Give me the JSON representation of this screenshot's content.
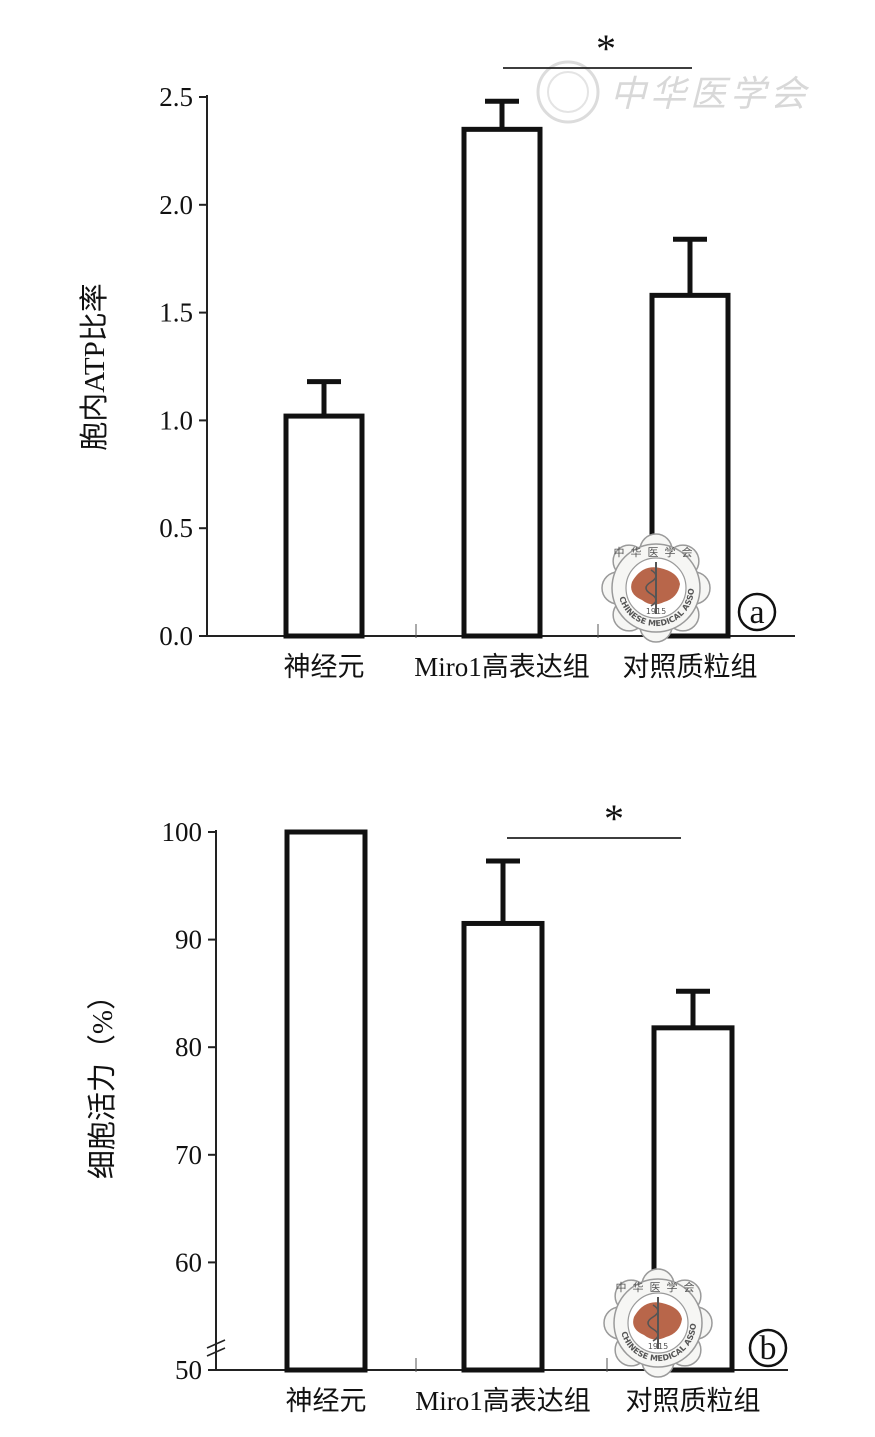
{
  "watermark_text": "中华医学会",
  "logo": {
    "top_text": "中华医学会",
    "ring_text": "CHINESE MEDICAL ASSOCIATION",
    "year": "1915"
  },
  "chart_data": [
    {
      "type": "bar",
      "panel_label": "a",
      "ylabel": "胞内ATP比率",
      "categories": [
        "神经元",
        "Miro1高表达组",
        "对照质粒组"
      ],
      "values": [
        1.02,
        2.35,
        1.58
      ],
      "errors": [
        0.16,
        0.13,
        0.26
      ],
      "ylim": [
        0,
        2.5
      ],
      "yticks": [
        "0.0",
        "0.5",
        "1.0",
        "1.5",
        "2.0",
        "2.5"
      ],
      "significance": {
        "between": [
          1,
          2
        ],
        "label": "*"
      }
    },
    {
      "type": "bar",
      "panel_label": "b",
      "ylabel": "细胞活力（%）",
      "categories": [
        "神经元",
        "Miro1高表达组",
        "对照质粒组"
      ],
      "values": [
        100,
        91.5,
        81.8
      ],
      "errors": [
        0,
        5.8,
        3.4
      ],
      "ylim": [
        50,
        100
      ],
      "yticks": [
        "50",
        "60",
        "70",
        "80",
        "90",
        "100"
      ],
      "axis_break": true,
      "significance": {
        "between": [
          1,
          2
        ],
        "label": "*"
      }
    }
  ]
}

## Task to complete
Restate the records above in full, word for word. Keep pictures out.

## Task output
Give me the JSON representation of this screenshot's content.
{
  "watermark_text": "中华医学会",
  "logo": {
    "top_text": "中华医学会",
    "ring_text": "CHINESE MEDICAL ASSOCIATION",
    "year": "1915"
  },
  "chart_data": [
    {
      "type": "bar",
      "panel_label": "a",
      "ylabel": "胞内ATP比率",
      "categories": [
        "神经元",
        "Miro1高表达组",
        "对照质粒组"
      ],
      "values": [
        1.02,
        2.35,
        1.58
      ],
      "errors": [
        0.16,
        0.13,
        0.26
      ],
      "ylim": [
        0,
        2.5
      ],
      "yticks": [
        "0.0",
        "0.5",
        "1.0",
        "1.5",
        "2.0",
        "2.5"
      ],
      "significance": {
        "between": [
          1,
          2
        ],
        "label": "*"
      }
    },
    {
      "type": "bar",
      "panel_label": "b",
      "ylabel": "细胞活力（%）",
      "categories": [
        "神经元",
        "Miro1高表达组",
        "对照质粒组"
      ],
      "values": [
        100,
        91.5,
        81.8
      ],
      "errors": [
        0,
        5.8,
        3.4
      ],
      "ylim": [
        50,
        100
      ],
      "yticks": [
        "50",
        "60",
        "70",
        "80",
        "90",
        "100"
      ],
      "axis_break": true,
      "significance": {
        "between": [
          1,
          2
        ],
        "label": "*"
      }
    }
  ]
}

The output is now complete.